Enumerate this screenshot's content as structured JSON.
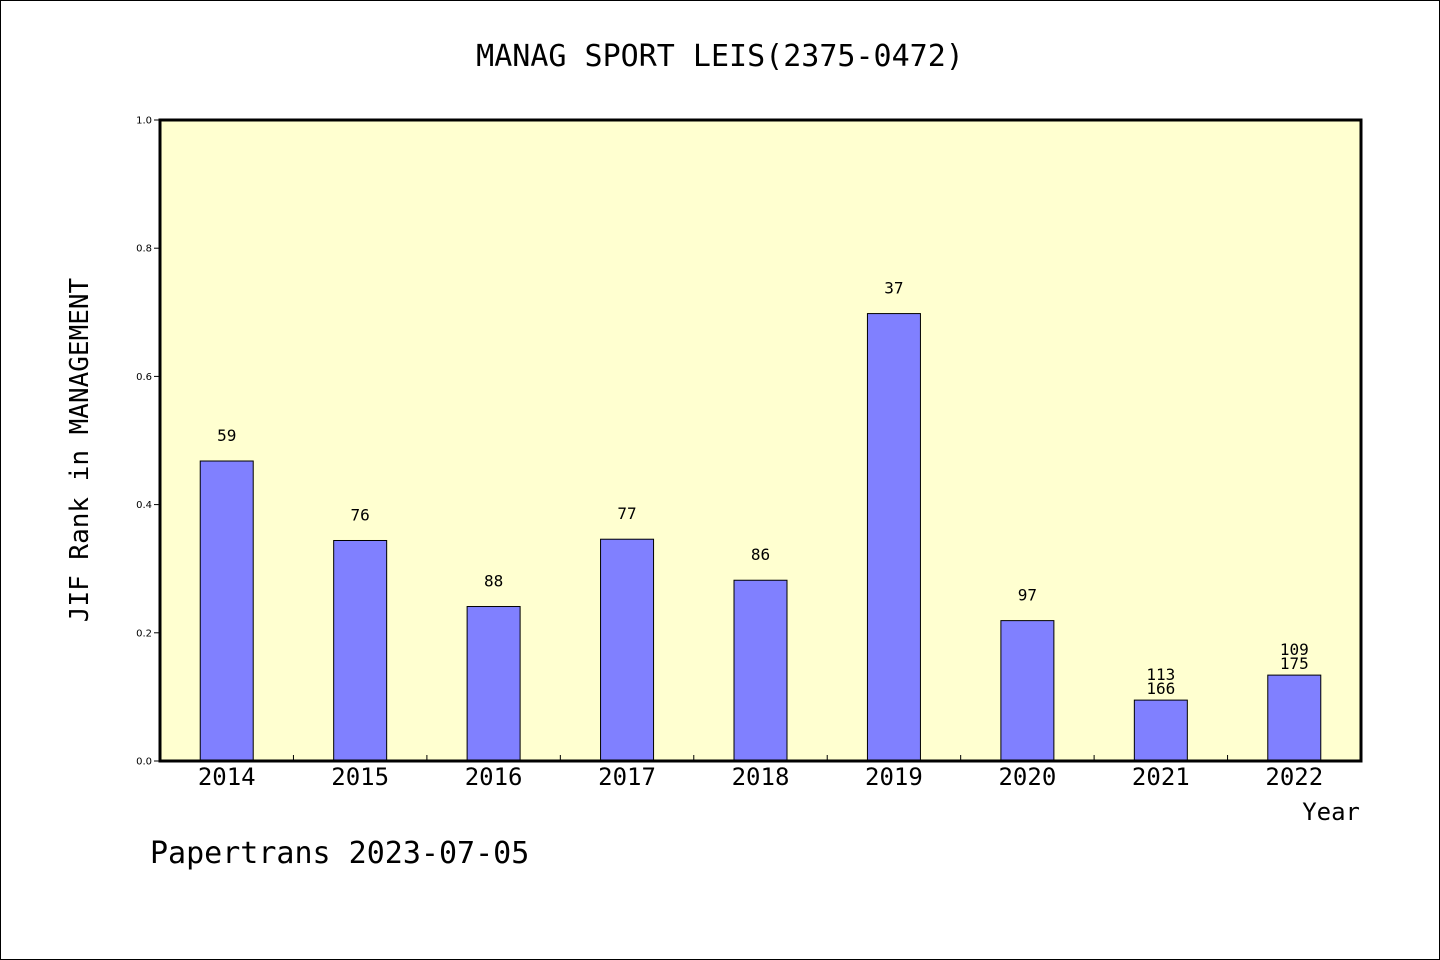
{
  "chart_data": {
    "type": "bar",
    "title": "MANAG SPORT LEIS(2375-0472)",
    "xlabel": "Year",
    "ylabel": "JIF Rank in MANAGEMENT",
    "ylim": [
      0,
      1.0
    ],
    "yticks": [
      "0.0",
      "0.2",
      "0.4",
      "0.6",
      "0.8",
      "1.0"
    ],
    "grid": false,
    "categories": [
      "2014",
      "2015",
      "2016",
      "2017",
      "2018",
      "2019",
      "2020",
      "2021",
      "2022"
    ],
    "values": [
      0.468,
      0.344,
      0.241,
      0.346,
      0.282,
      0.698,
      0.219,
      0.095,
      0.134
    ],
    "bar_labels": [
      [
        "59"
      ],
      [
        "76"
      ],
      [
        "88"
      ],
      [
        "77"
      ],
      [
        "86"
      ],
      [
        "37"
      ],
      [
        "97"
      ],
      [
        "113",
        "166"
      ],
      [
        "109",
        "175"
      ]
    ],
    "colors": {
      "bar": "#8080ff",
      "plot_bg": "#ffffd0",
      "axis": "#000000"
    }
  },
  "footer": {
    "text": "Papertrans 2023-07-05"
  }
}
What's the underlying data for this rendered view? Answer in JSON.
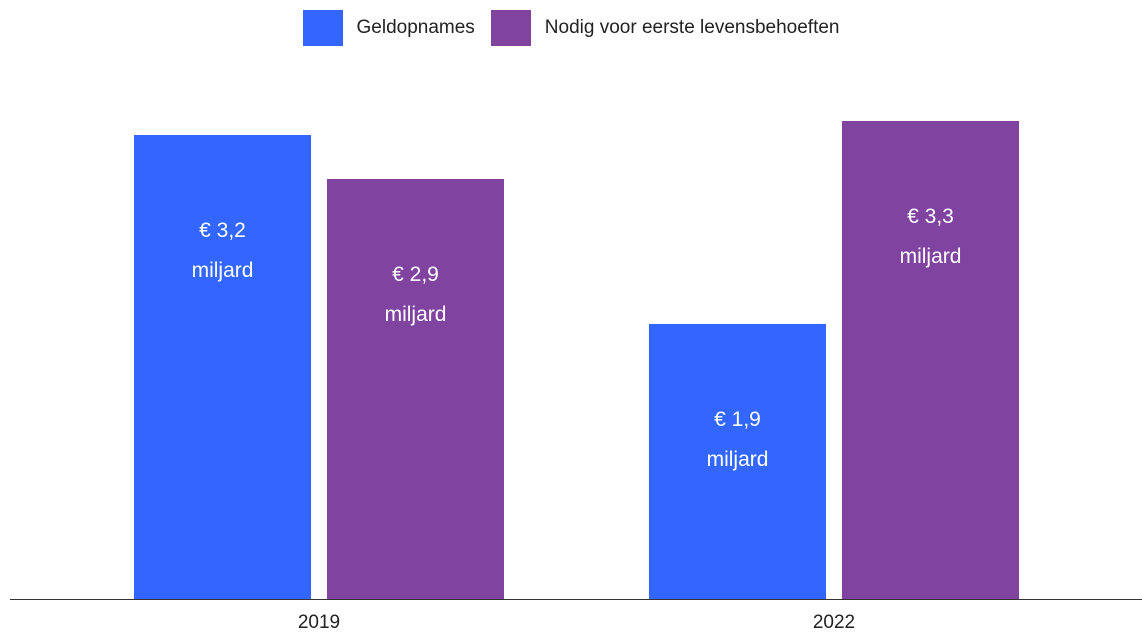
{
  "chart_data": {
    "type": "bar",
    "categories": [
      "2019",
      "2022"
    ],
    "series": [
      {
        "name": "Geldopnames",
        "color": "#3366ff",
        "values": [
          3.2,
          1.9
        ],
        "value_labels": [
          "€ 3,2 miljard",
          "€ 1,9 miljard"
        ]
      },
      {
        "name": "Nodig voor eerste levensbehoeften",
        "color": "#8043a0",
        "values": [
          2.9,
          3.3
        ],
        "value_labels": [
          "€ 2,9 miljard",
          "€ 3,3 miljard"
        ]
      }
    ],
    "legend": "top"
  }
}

[JOB]: Check every line for "name" and show the ones that have it.

[ANSWER FOR THE TASK]:
        "name": "Geldopnames",
        "name": "Nodig voor eerste levensbehoeften",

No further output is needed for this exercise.